» **Task to carry out**
Tally each line where the word "Metropolitan" occurs, then give only the total.

-- START OF Records provided --

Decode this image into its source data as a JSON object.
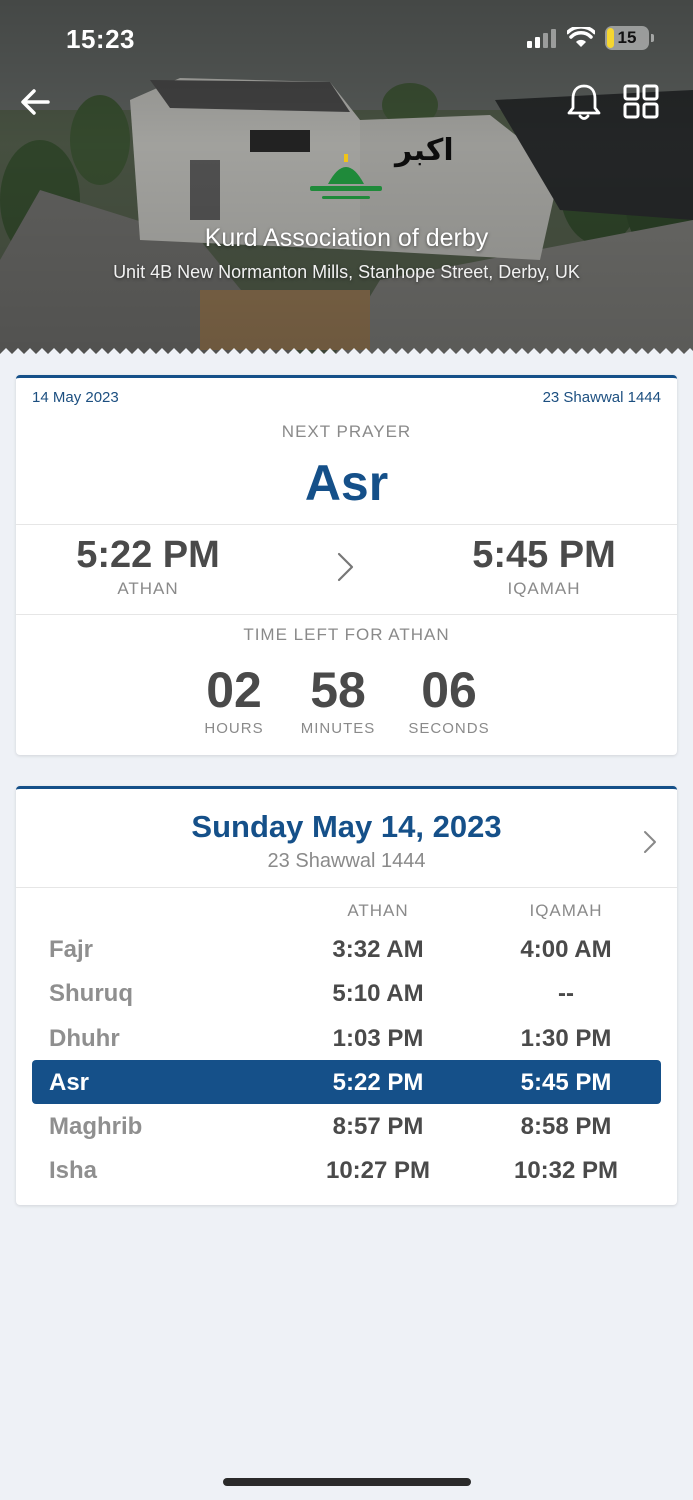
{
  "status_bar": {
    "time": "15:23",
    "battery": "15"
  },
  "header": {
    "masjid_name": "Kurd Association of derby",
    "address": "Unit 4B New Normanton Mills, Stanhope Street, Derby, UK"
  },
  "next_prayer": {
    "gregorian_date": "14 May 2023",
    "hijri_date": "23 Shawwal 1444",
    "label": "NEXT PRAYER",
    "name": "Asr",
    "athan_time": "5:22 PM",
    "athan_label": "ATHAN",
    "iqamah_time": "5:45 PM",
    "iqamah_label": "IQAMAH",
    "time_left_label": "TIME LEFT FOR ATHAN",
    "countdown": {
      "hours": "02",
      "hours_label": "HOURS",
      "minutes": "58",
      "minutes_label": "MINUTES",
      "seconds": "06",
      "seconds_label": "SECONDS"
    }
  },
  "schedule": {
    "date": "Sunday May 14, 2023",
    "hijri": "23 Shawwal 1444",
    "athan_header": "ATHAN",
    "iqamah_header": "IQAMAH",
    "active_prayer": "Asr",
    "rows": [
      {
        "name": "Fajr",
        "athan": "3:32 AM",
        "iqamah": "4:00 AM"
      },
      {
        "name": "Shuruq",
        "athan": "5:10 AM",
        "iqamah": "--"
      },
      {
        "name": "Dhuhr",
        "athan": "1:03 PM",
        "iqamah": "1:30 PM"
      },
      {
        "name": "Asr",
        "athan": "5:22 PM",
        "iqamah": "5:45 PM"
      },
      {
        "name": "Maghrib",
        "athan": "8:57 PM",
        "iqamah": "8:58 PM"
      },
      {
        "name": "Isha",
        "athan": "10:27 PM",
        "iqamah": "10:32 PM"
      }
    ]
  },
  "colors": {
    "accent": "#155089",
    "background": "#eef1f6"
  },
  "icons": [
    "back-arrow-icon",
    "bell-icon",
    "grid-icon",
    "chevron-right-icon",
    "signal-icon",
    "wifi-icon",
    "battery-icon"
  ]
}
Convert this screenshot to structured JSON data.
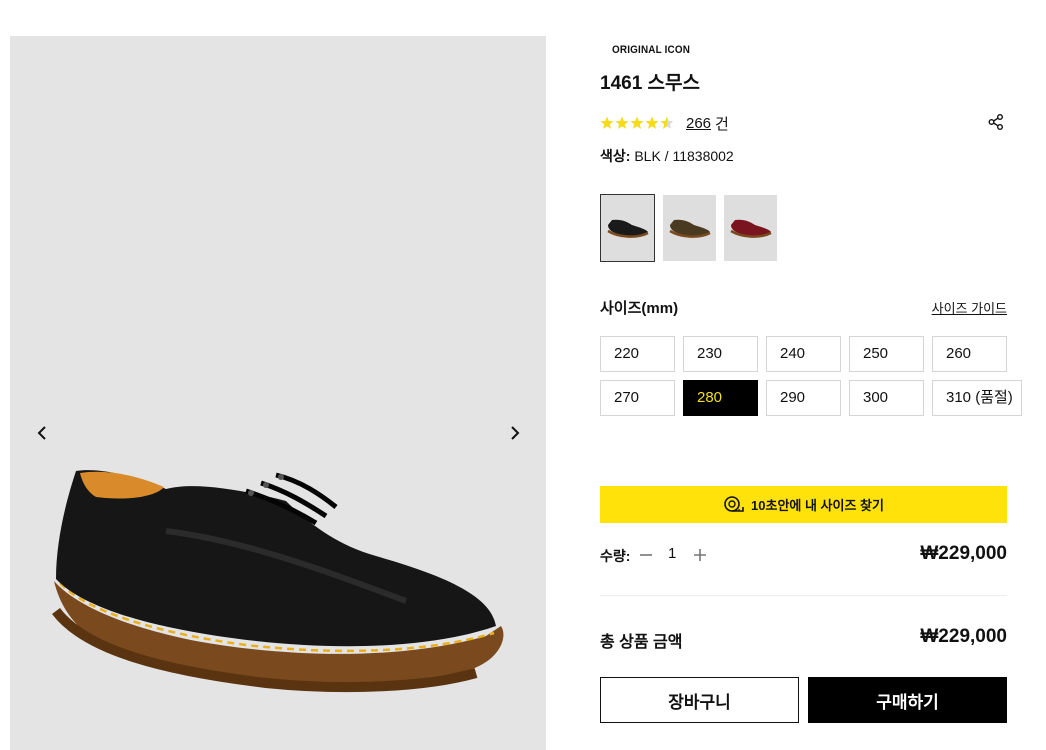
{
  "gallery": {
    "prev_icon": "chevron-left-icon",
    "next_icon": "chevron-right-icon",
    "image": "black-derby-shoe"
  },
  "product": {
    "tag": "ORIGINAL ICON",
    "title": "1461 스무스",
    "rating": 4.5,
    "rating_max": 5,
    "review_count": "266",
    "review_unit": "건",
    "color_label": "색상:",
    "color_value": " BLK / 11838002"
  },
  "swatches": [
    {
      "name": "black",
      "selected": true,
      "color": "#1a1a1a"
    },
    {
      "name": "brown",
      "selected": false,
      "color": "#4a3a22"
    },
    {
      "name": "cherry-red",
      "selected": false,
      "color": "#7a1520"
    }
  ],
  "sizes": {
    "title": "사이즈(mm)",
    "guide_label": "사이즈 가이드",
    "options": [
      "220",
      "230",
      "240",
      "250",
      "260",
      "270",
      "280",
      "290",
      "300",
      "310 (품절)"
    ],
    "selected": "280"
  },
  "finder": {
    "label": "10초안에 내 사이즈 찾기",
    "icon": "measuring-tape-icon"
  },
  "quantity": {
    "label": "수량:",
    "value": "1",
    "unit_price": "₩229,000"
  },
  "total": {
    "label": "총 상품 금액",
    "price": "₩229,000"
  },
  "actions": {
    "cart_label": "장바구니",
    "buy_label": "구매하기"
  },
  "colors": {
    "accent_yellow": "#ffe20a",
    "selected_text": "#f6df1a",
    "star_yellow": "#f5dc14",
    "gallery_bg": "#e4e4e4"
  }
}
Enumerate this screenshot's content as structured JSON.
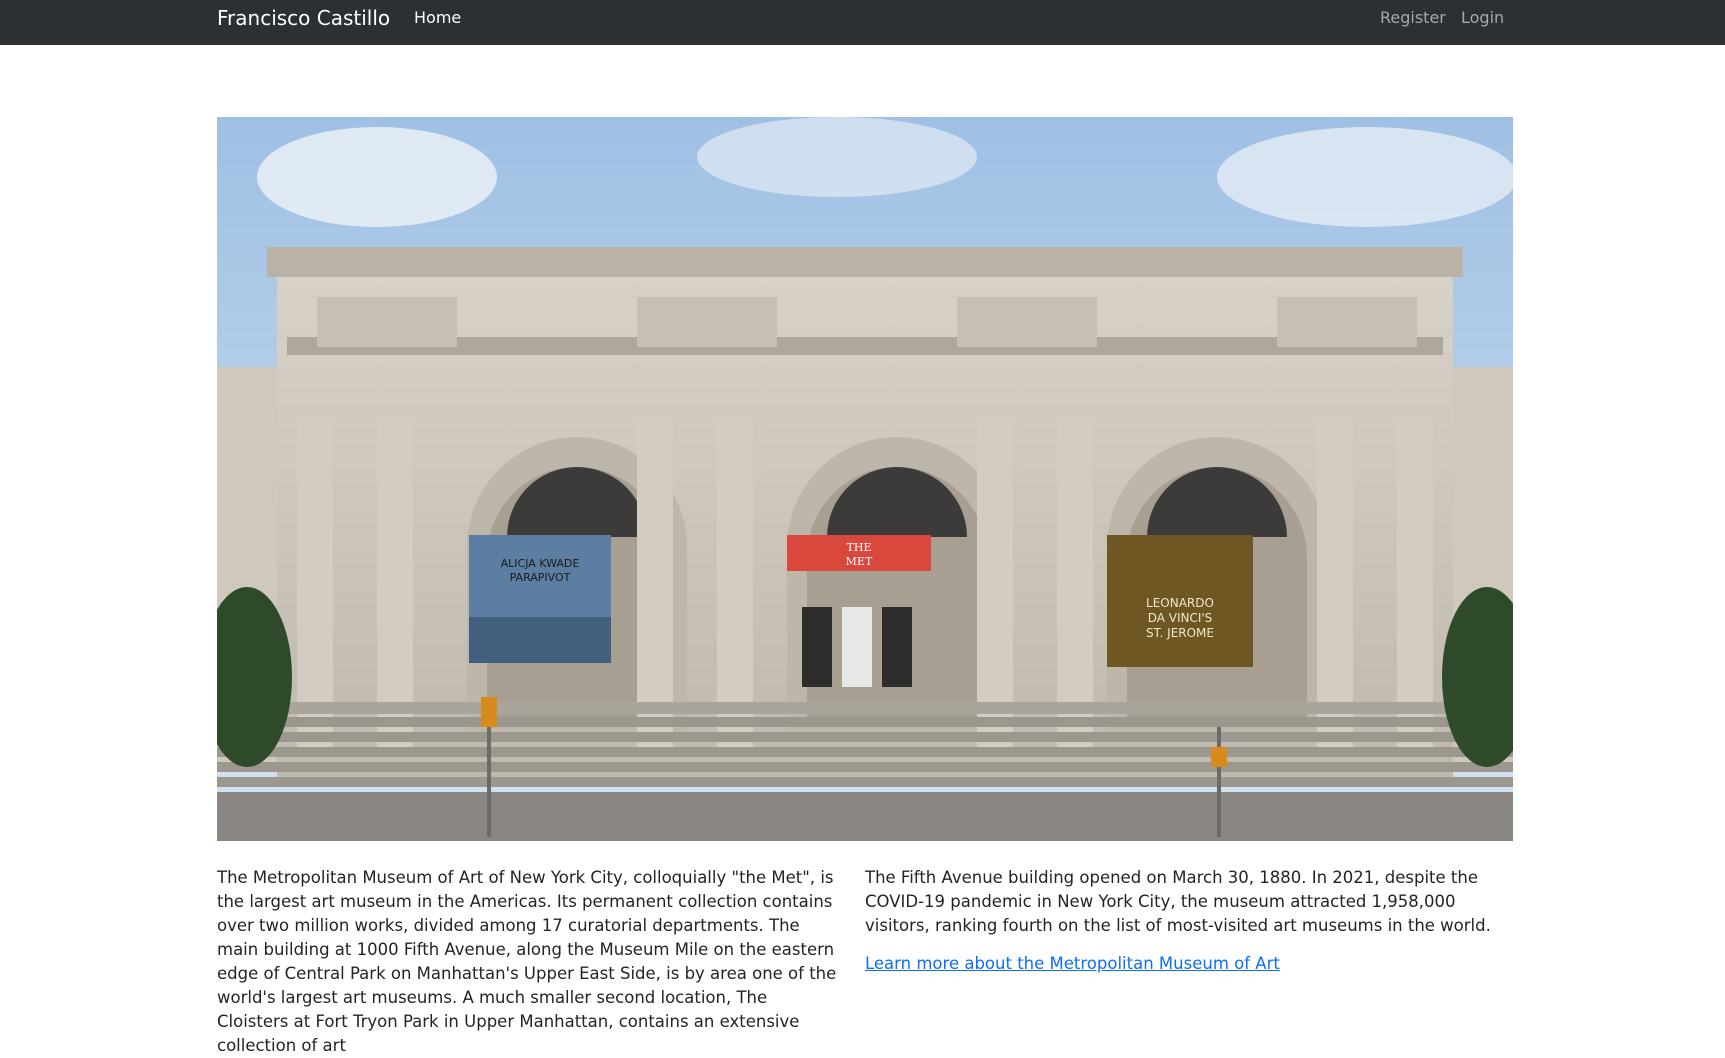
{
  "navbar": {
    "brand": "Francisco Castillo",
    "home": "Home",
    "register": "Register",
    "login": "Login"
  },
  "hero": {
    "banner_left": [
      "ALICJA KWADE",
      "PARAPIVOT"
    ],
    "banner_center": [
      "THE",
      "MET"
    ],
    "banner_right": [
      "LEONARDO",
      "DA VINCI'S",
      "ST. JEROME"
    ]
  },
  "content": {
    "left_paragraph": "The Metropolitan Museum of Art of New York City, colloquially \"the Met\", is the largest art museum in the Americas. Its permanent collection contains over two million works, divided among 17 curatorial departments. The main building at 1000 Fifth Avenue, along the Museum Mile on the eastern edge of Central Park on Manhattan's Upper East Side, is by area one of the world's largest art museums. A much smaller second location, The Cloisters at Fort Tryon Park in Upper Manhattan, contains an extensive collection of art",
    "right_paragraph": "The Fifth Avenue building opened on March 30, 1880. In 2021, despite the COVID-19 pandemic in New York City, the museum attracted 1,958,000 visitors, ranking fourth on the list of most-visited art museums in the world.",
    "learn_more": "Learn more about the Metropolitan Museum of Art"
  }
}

-- END OF Records provided --

» **Finished task**
2